▶ _Instructions for the task_: Write out the whole listing exactly as it stands.

**** Records for this task ****

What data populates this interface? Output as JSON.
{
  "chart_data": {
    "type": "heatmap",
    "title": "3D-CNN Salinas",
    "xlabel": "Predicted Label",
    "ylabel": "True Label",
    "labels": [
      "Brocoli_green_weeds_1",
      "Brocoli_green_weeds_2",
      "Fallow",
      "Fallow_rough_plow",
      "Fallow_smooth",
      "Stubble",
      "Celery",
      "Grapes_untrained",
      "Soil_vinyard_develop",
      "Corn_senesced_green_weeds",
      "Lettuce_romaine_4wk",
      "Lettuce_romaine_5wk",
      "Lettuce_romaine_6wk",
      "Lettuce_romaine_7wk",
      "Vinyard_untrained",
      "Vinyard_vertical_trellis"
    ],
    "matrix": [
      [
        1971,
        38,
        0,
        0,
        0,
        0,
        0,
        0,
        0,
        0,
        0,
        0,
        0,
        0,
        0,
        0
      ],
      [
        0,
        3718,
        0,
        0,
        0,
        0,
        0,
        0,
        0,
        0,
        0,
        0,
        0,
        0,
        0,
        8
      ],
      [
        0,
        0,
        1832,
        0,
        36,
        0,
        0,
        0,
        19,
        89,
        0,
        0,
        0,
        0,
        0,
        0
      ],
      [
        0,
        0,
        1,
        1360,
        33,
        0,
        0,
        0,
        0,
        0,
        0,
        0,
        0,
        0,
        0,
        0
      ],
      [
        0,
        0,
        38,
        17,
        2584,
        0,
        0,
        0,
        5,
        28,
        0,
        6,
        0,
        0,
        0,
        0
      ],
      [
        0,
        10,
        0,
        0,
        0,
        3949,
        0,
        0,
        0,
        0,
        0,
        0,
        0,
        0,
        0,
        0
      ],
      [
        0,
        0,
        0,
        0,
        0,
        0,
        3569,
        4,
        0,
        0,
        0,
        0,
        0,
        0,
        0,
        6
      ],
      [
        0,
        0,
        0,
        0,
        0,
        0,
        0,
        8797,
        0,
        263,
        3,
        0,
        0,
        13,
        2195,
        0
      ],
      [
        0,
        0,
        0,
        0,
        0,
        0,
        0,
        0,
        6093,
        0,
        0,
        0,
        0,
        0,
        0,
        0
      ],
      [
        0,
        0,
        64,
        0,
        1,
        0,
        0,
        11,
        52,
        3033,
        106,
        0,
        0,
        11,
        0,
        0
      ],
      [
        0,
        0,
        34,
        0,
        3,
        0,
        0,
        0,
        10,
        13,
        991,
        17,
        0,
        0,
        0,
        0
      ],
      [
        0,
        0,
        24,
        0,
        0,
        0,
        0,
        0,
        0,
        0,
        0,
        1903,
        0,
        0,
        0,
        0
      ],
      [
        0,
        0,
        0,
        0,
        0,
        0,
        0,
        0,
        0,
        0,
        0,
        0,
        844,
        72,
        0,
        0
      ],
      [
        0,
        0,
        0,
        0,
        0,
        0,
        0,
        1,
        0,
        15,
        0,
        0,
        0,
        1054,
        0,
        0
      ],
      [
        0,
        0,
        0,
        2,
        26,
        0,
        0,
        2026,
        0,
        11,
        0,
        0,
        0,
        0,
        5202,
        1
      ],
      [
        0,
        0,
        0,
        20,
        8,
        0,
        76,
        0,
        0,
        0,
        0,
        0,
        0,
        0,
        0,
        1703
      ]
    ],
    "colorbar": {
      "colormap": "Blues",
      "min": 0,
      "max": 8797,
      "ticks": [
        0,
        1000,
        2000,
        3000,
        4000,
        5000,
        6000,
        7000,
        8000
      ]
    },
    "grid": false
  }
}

****

▶ _Expected answer_:
What data populates this interface? Output as JSON.
{
  "chart_data": {
    "type": "heatmap",
    "title": "3D-CNN Salinas",
    "xlabel": "Predicted Label",
    "ylabel": "True Label",
    "labels": [
      "Brocoli_green_weeds_1",
      "Brocoli_green_weeds_2",
      "Fallow",
      "Fallow_rough_plow",
      "Fallow_smooth",
      "Stubble",
      "Celery",
      "Grapes_untrained",
      "Soil_vinyard_develop",
      "Corn_senesced_green_weeds",
      "Lettuce_romaine_4wk",
      "Lettuce_romaine_5wk",
      "Lettuce_romaine_6wk",
      "Lettuce_romaine_7wk",
      "Vinyard_untrained",
      "Vinyard_vertical_trellis"
    ],
    "matrix": [
      [
        1971,
        38,
        0,
        0,
        0,
        0,
        0,
        0,
        0,
        0,
        0,
        0,
        0,
        0,
        0,
        0
      ],
      [
        0,
        3718,
        0,
        0,
        0,
        0,
        0,
        0,
        0,
        0,
        0,
        0,
        0,
        0,
        0,
        8
      ],
      [
        0,
        0,
        1832,
        0,
        36,
        0,
        0,
        0,
        19,
        89,
        0,
        0,
        0,
        0,
        0,
        0
      ],
      [
        0,
        0,
        1,
        1360,
        33,
        0,
        0,
        0,
        0,
        0,
        0,
        0,
        0,
        0,
        0,
        0
      ],
      [
        0,
        0,
        38,
        17,
        2584,
        0,
        0,
        0,
        5,
        28,
        0,
        6,
        0,
        0,
        0,
        0
      ],
      [
        0,
        10,
        0,
        0,
        0,
        3949,
        0,
        0,
        0,
        0,
        0,
        0,
        0,
        0,
        0,
        0
      ],
      [
        0,
        0,
        0,
        0,
        0,
        0,
        3569,
        4,
        0,
        0,
        0,
        0,
        0,
        0,
        0,
        6
      ],
      [
        0,
        0,
        0,
        0,
        0,
        0,
        0,
        8797,
        0,
        263,
        3,
        0,
        0,
        13,
        2195,
        0
      ],
      [
        0,
        0,
        0,
        0,
        0,
        0,
        0,
        0,
        6093,
        0,
        0,
        0,
        0,
        0,
        0,
        0
      ],
      [
        0,
        0,
        64,
        0,
        1,
        0,
        0,
        11,
        52,
        3033,
        106,
        0,
        0,
        11,
        0,
        0
      ],
      [
        0,
        0,
        34,
        0,
        3,
        0,
        0,
        0,
        10,
        13,
        991,
        17,
        0,
        0,
        0,
        0
      ],
      [
        0,
        0,
        24,
        0,
        0,
        0,
        0,
        0,
        0,
        0,
        0,
        1903,
        0,
        0,
        0,
        0
      ],
      [
        0,
        0,
        0,
        0,
        0,
        0,
        0,
        0,
        0,
        0,
        0,
        0,
        844,
        72,
        0,
        0
      ],
      [
        0,
        0,
        0,
        0,
        0,
        0,
        0,
        1,
        0,
        15,
        0,
        0,
        0,
        1054,
        0,
        0
      ],
      [
        0,
        0,
        0,
        2,
        26,
        0,
        0,
        2026,
        0,
        11,
        0,
        0,
        0,
        0,
        5202,
        1
      ],
      [
        0,
        0,
        0,
        20,
        8,
        0,
        76,
        0,
        0,
        0,
        0,
        0,
        0,
        0,
        0,
        1703
      ]
    ],
    "colorbar": {
      "colormap": "Blues",
      "min": 0,
      "max": 8797,
      "ticks": [
        0,
        1000,
        2000,
        3000,
        4000,
        5000,
        6000,
        7000,
        8000
      ]
    },
    "grid": false
  }
}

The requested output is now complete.